TASK TO CARRY OUT
Every entry below should be repeated exactly; the pictures should not.
....................
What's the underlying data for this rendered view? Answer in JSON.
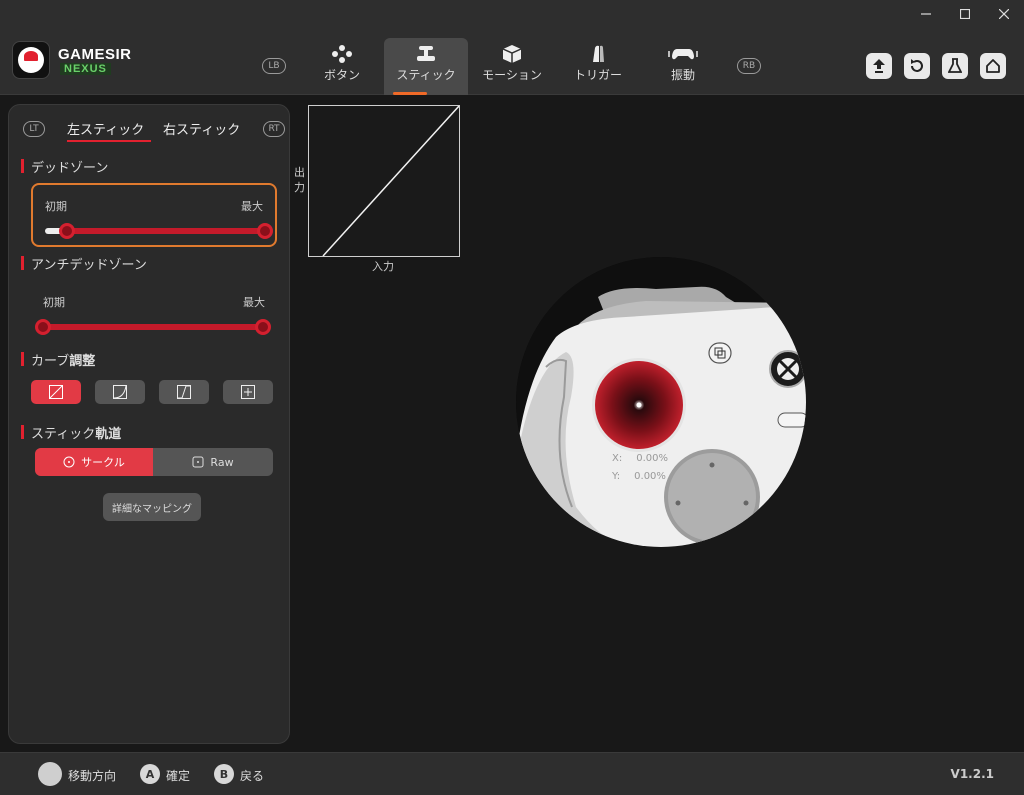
{
  "window": {
    "minimize_icon": "minimize-icon",
    "maximize_icon": "maximize-icon",
    "close_icon": "close-icon"
  },
  "brand": {
    "name": "GAMESIR",
    "sub": "NEXUS"
  },
  "nav": {
    "lb": "LB",
    "rb": "RB",
    "tabs": [
      {
        "label": "ボタン",
        "icon": "buttons-icon"
      },
      {
        "label": "スティック",
        "icon": "stick-icon"
      },
      {
        "label": "モーション",
        "icon": "motion-icon"
      },
      {
        "label": "トリガー",
        "icon": "trigger-icon"
      },
      {
        "label": "振動",
        "icon": "vibration-icon"
      }
    ],
    "active_tab": "スティック"
  },
  "header_actions": [
    "upload-icon",
    "reset-icon",
    "flask-icon",
    "home-icon"
  ],
  "panel": {
    "lt": "LT",
    "rt": "RT",
    "left_stick": "左スティック",
    "right_stick": "右スティック",
    "deadzone": {
      "title": "デッドゾーン",
      "min_label": "初期",
      "max_label": "最大",
      "range": [
        0.1,
        1.0
      ]
    },
    "anti_deadzone": {
      "title": "アンチデッドゾーン",
      "min_label": "初期",
      "max_label": "最大",
      "range": [
        0.0,
        1.0
      ]
    },
    "curve": {
      "title_a": "カーブ",
      "title_b": "調整",
      "options": [
        "linear-curve-icon",
        "concave-curve-icon",
        "s-curve-icon",
        "custom-curve-icon"
      ],
      "active_index": 0
    },
    "trajectory": {
      "title_a": "スティック",
      "title_b": "軌道",
      "circle": "サークル",
      "raw": "Raw"
    },
    "detail_mapping": "詳細なマッピング"
  },
  "graph": {
    "ylabel": "出力",
    "xlabel": "入力"
  },
  "controller": {
    "x_label": "X:",
    "x_value": "0.00%",
    "y_label": "Y:",
    "y_value": "0.00%"
  },
  "footer": {
    "move_label": "移動方向",
    "a_key": "A",
    "a_label": "確定",
    "b_key": "B",
    "b_label": "戻る",
    "version": "V1.2.1"
  },
  "colors": {
    "accent_red": "#e2212f",
    "accent_orange": "#f06a28"
  }
}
....................
EXERCISE SOLUTION
What's the underlying data for this rendered view? Answer in JSON.
{
  "window": {
    "minimize_icon": "minimize-icon",
    "maximize_icon": "maximize-icon",
    "close_icon": "close-icon"
  },
  "brand": {
    "name": "GAMESIR",
    "sub": "NEXUS"
  },
  "nav": {
    "lb": "LB",
    "rb": "RB",
    "tabs": [
      {
        "label": "ボタン",
        "icon": "buttons-icon"
      },
      {
        "label": "スティック",
        "icon": "stick-icon"
      },
      {
        "label": "モーション",
        "icon": "motion-icon"
      },
      {
        "label": "トリガー",
        "icon": "trigger-icon"
      },
      {
        "label": "振動",
        "icon": "vibration-icon"
      }
    ],
    "active_tab": "スティック"
  },
  "header_actions": [
    "upload-icon",
    "reset-icon",
    "flask-icon",
    "home-icon"
  ],
  "panel": {
    "lt": "LT",
    "rt": "RT",
    "left_stick": "左スティック",
    "right_stick": "右スティック",
    "deadzone": {
      "title": "デッドゾーン",
      "min_label": "初期",
      "max_label": "最大",
      "range": [
        0.1,
        1.0
      ]
    },
    "anti_deadzone": {
      "title": "アンチデッドゾーン",
      "min_label": "初期",
      "max_label": "最大",
      "range": [
        0.0,
        1.0
      ]
    },
    "curve": {
      "title_a": "カーブ",
      "title_b": "調整",
      "options": [
        "linear-curve-icon",
        "concave-curve-icon",
        "s-curve-icon",
        "custom-curve-icon"
      ],
      "active_index": 0
    },
    "trajectory": {
      "title_a": "スティック",
      "title_b": "軌道",
      "circle": "サークル",
      "raw": "Raw"
    },
    "detail_mapping": "詳細なマッピング"
  },
  "graph": {
    "ylabel": "出力",
    "xlabel": "入力"
  },
  "controller": {
    "x_label": "X:",
    "x_value": "0.00%",
    "y_label": "Y:",
    "y_value": "0.00%"
  },
  "footer": {
    "move_label": "移動方向",
    "a_key": "A",
    "a_label": "確定",
    "b_key": "B",
    "b_label": "戻る",
    "version": "V1.2.1"
  },
  "colors": {
    "accent_red": "#e2212f",
    "accent_orange": "#f06a28"
  }
}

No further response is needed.